Data for processing:
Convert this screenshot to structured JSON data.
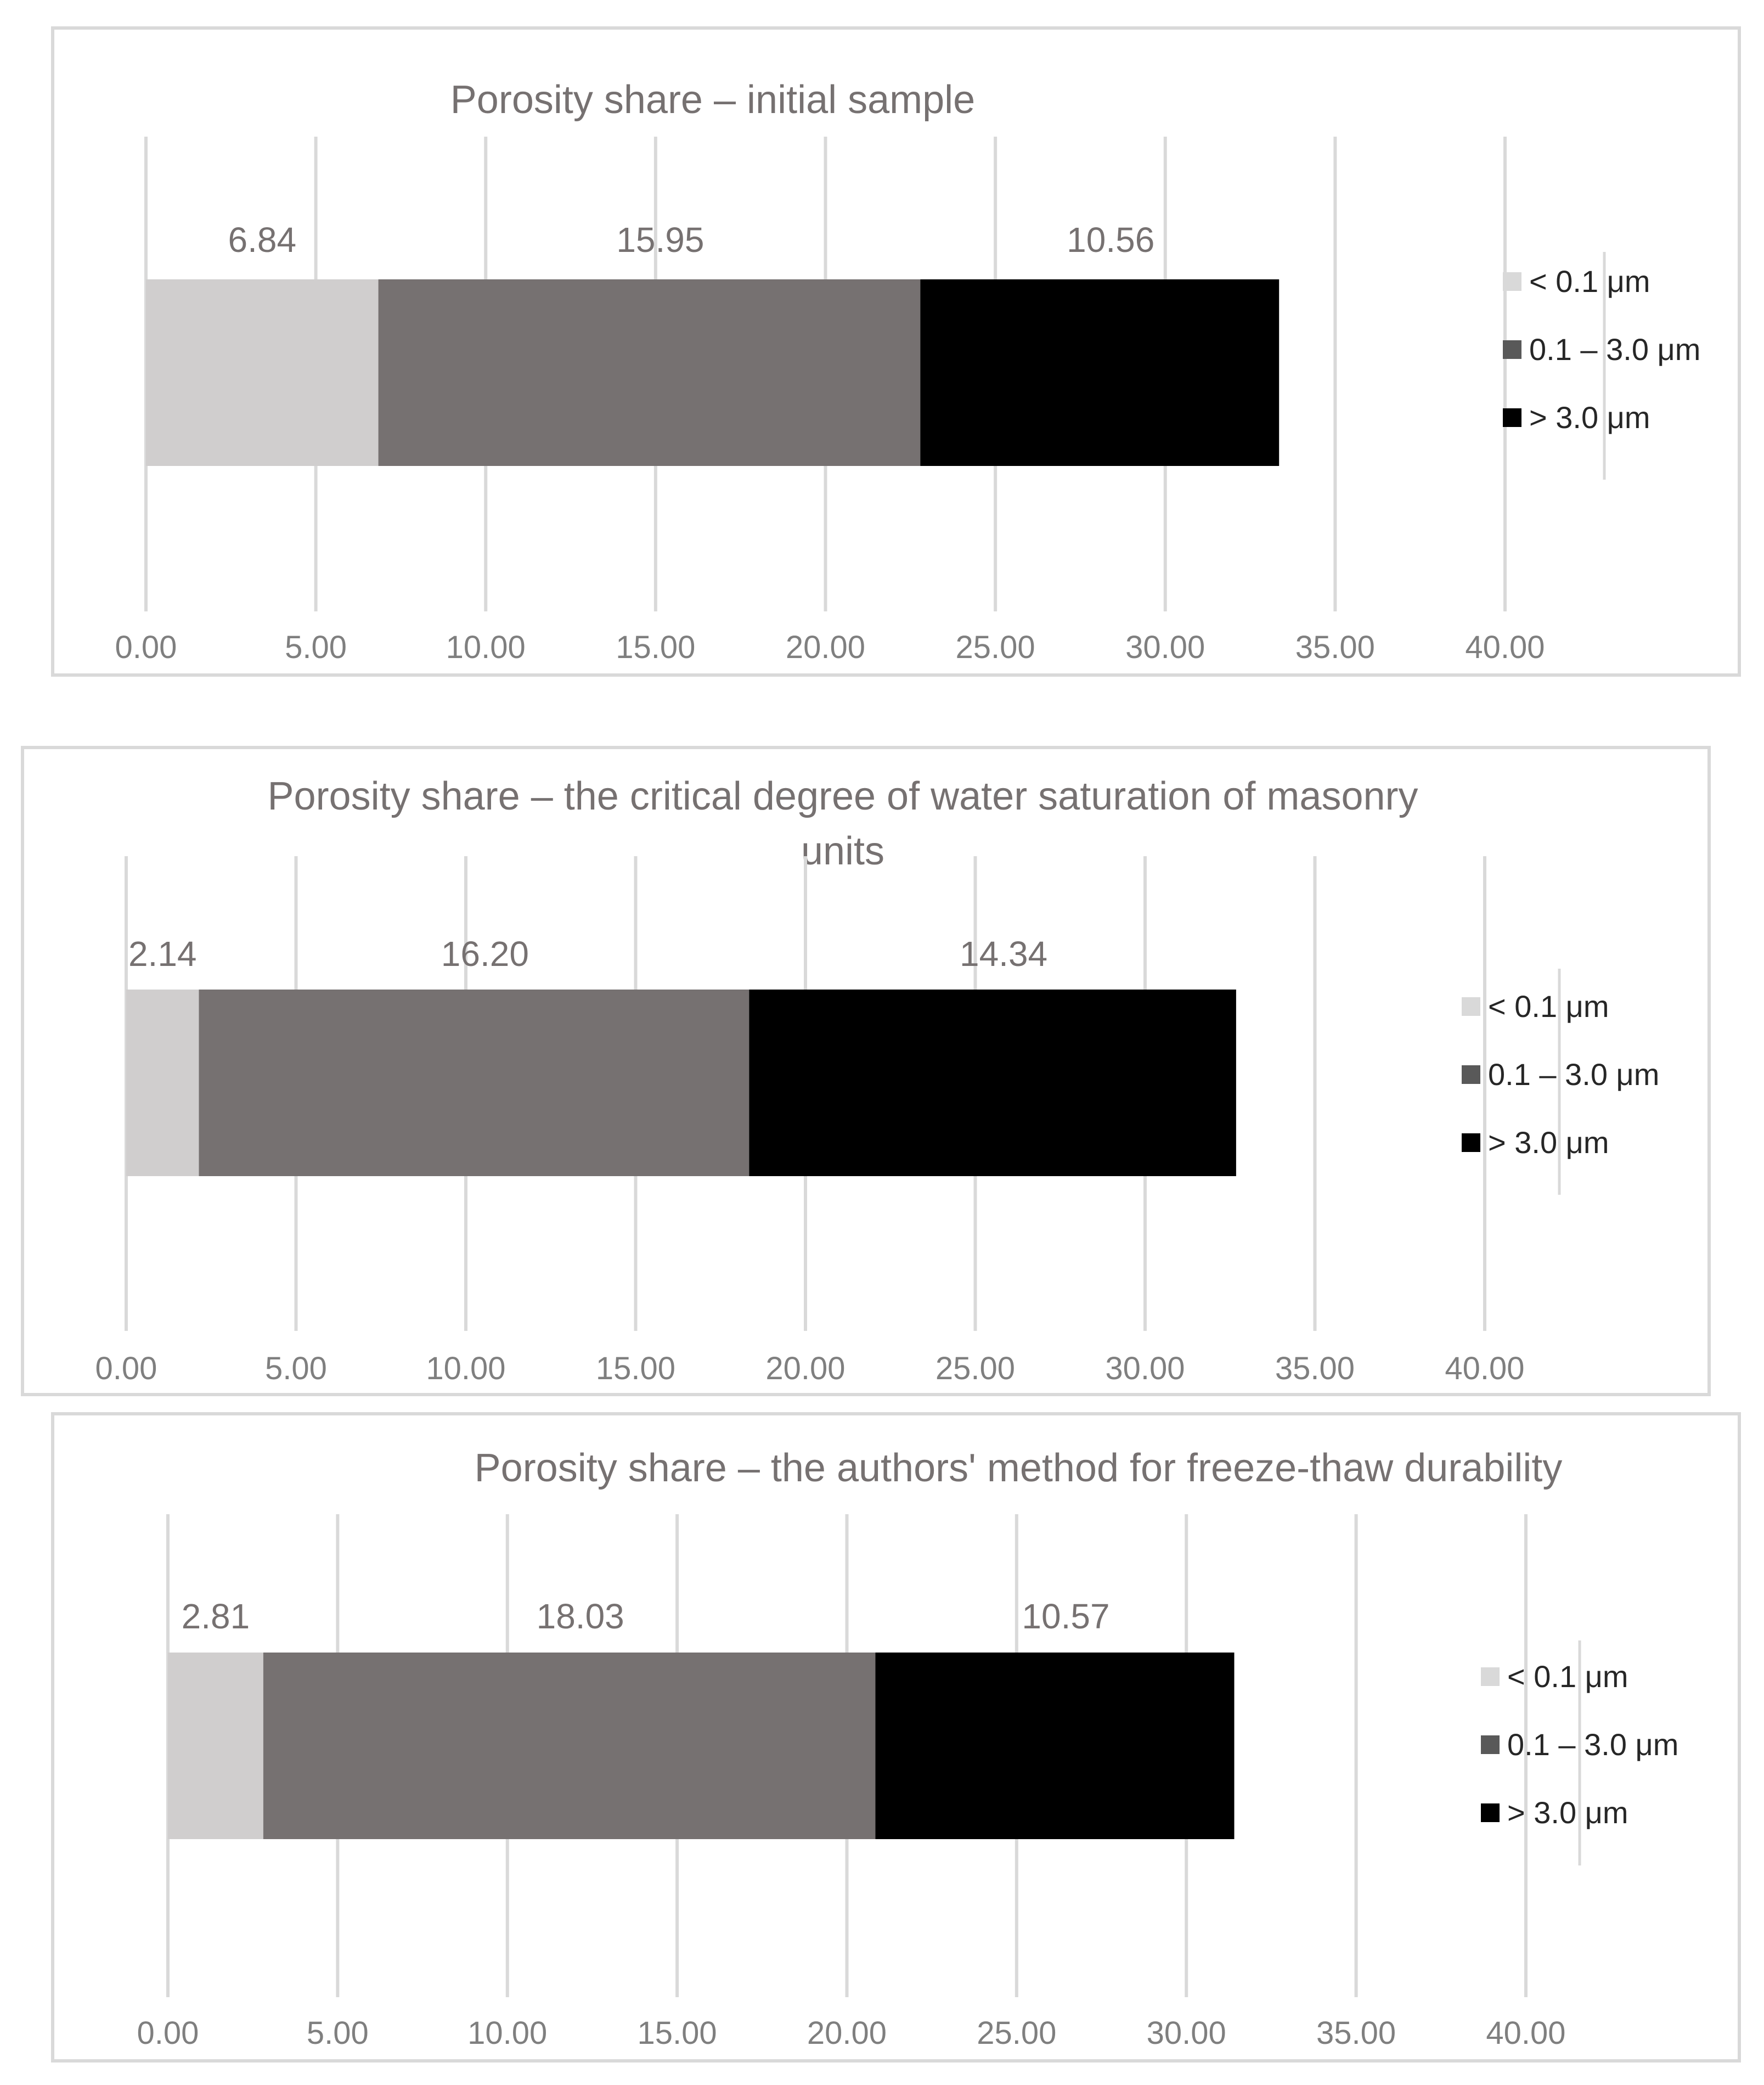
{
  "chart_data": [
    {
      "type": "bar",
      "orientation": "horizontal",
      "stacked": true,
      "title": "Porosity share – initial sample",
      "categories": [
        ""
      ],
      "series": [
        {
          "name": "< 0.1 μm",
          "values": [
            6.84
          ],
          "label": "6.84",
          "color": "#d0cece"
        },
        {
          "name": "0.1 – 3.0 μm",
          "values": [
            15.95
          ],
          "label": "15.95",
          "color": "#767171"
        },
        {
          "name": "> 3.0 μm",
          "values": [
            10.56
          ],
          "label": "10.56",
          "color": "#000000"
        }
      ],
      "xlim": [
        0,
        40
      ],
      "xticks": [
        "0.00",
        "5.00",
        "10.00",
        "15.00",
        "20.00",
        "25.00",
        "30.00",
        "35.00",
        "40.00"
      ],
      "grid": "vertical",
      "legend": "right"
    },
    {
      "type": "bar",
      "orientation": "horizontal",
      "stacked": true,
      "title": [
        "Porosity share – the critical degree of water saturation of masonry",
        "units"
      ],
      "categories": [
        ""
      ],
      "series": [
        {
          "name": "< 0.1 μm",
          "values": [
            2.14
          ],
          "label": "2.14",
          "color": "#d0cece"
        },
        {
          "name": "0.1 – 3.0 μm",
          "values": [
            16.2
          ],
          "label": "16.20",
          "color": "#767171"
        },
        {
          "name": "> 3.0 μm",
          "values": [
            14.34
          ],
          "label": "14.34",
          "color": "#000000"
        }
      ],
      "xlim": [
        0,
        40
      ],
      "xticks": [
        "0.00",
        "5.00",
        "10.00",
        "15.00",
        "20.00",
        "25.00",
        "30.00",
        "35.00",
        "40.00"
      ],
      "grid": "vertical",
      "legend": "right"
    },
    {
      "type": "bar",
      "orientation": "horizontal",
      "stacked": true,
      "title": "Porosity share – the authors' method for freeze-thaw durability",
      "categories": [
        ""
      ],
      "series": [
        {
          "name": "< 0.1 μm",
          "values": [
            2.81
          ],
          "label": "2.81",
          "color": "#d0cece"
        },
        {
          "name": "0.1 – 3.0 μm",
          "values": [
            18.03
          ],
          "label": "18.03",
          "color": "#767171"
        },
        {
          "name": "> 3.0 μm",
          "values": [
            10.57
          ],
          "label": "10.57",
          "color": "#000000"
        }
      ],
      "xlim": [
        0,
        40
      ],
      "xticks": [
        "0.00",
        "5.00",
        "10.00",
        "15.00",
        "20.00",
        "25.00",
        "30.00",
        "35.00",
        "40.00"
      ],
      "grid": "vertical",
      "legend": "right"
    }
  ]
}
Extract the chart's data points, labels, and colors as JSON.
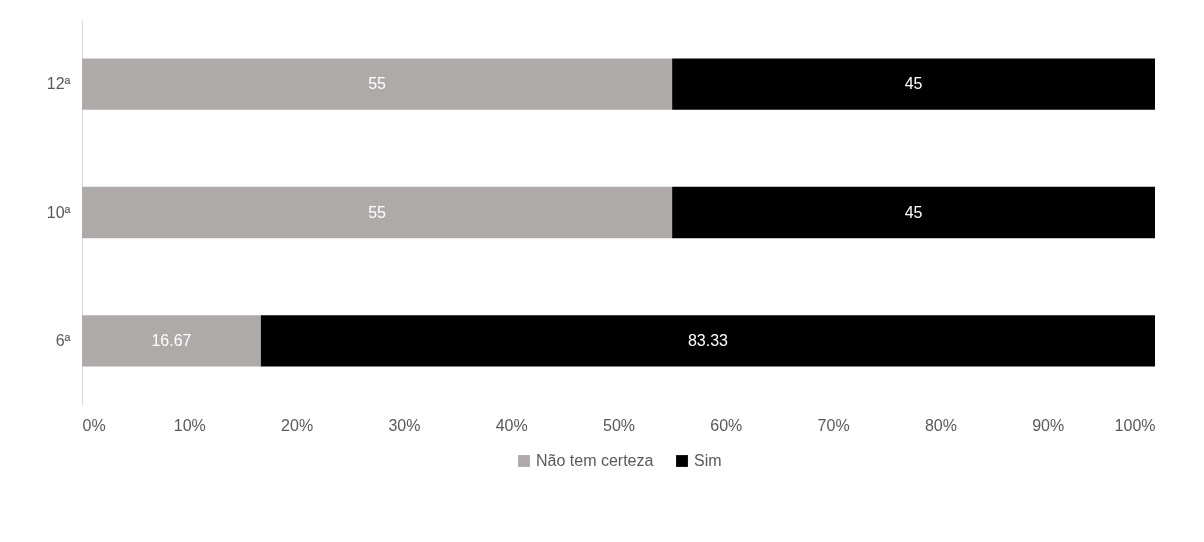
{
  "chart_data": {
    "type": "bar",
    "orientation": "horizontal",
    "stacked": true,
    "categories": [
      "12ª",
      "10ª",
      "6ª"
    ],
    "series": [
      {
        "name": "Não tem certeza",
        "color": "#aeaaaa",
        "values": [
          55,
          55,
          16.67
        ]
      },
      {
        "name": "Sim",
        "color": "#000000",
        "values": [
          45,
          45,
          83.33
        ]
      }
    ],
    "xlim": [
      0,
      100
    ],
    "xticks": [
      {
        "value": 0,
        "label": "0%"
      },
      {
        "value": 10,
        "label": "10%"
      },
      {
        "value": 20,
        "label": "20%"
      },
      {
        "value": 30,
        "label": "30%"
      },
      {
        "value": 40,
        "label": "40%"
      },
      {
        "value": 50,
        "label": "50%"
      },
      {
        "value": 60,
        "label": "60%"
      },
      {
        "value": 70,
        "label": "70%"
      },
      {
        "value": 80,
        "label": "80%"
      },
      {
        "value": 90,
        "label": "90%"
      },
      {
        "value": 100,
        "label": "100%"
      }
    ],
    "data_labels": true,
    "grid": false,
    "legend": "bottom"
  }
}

Task:
Your copy should hold every record word for word and none of the pictures.

Expected answer:
Convert this screenshot to structured JSON data.
{
  "chart_data": [
    {
      "type": "bar",
      "orientation": "horizontal",
      "stacked": true,
      "title": "Porosity share – initial sample",
      "categories": [
        ""
      ],
      "series": [
        {
          "name": "< 0.1 μm",
          "values": [
            6.84
          ],
          "label": "6.84",
          "color": "#d0cece"
        },
        {
          "name": "0.1 – 3.0 μm",
          "values": [
            15.95
          ],
          "label": "15.95",
          "color": "#767171"
        },
        {
          "name": "> 3.0 μm",
          "values": [
            10.56
          ],
          "label": "10.56",
          "color": "#000000"
        }
      ],
      "xlim": [
        0,
        40
      ],
      "xticks": [
        "0.00",
        "5.00",
        "10.00",
        "15.00",
        "20.00",
        "25.00",
        "30.00",
        "35.00",
        "40.00"
      ],
      "grid": "vertical",
      "legend": "right"
    },
    {
      "type": "bar",
      "orientation": "horizontal",
      "stacked": true,
      "title": [
        "Porosity share – the critical degree of water saturation of masonry",
        "units"
      ],
      "categories": [
        ""
      ],
      "series": [
        {
          "name": "< 0.1 μm",
          "values": [
            2.14
          ],
          "label": "2.14",
          "color": "#d0cece"
        },
        {
          "name": "0.1 – 3.0 μm",
          "values": [
            16.2
          ],
          "label": "16.20",
          "color": "#767171"
        },
        {
          "name": "> 3.0 μm",
          "values": [
            14.34
          ],
          "label": "14.34",
          "color": "#000000"
        }
      ],
      "xlim": [
        0,
        40
      ],
      "xticks": [
        "0.00",
        "5.00",
        "10.00",
        "15.00",
        "20.00",
        "25.00",
        "30.00",
        "35.00",
        "40.00"
      ],
      "grid": "vertical",
      "legend": "right"
    },
    {
      "type": "bar",
      "orientation": "horizontal",
      "stacked": true,
      "title": "Porosity share – the authors' method for freeze-thaw durability",
      "categories": [
        ""
      ],
      "series": [
        {
          "name": "< 0.1 μm",
          "values": [
            2.81
          ],
          "label": "2.81",
          "color": "#d0cece"
        },
        {
          "name": "0.1 – 3.0 μm",
          "values": [
            18.03
          ],
          "label": "18.03",
          "color": "#767171"
        },
        {
          "name": "> 3.0 μm",
          "values": [
            10.57
          ],
          "label": "10.57",
          "color": "#000000"
        }
      ],
      "xlim": [
        0,
        40
      ],
      "xticks": [
        "0.00",
        "5.00",
        "10.00",
        "15.00",
        "20.00",
        "25.00",
        "30.00",
        "35.00",
        "40.00"
      ],
      "grid": "vertical",
      "legend": "right"
    }
  ]
}
Extract the chart's data points, labels, and colors as JSON.
{
  "chart_data": {
    "type": "bar",
    "orientation": "horizontal",
    "stacked": true,
    "categories": [
      "12ª",
      "10ª",
      "6ª"
    ],
    "series": [
      {
        "name": "Não tem certeza",
        "color": "#aeaaaa",
        "values": [
          55,
          55,
          16.67
        ]
      },
      {
        "name": "Sim",
        "color": "#000000",
        "values": [
          45,
          45,
          83.33
        ]
      }
    ],
    "xlim": [
      0,
      100
    ],
    "xticks": [
      {
        "value": 0,
        "label": "0%"
      },
      {
        "value": 10,
        "label": "10%"
      },
      {
        "value": 20,
        "label": "20%"
      },
      {
        "value": 30,
        "label": "30%"
      },
      {
        "value": 40,
        "label": "40%"
      },
      {
        "value": 50,
        "label": "50%"
      },
      {
        "value": 60,
        "label": "60%"
      },
      {
        "value": 70,
        "label": "70%"
      },
      {
        "value": 80,
        "label": "80%"
      },
      {
        "value": 90,
        "label": "90%"
      },
      {
        "value": 100,
        "label": "100%"
      }
    ],
    "data_labels": true,
    "grid": false,
    "legend": "bottom"
  }
}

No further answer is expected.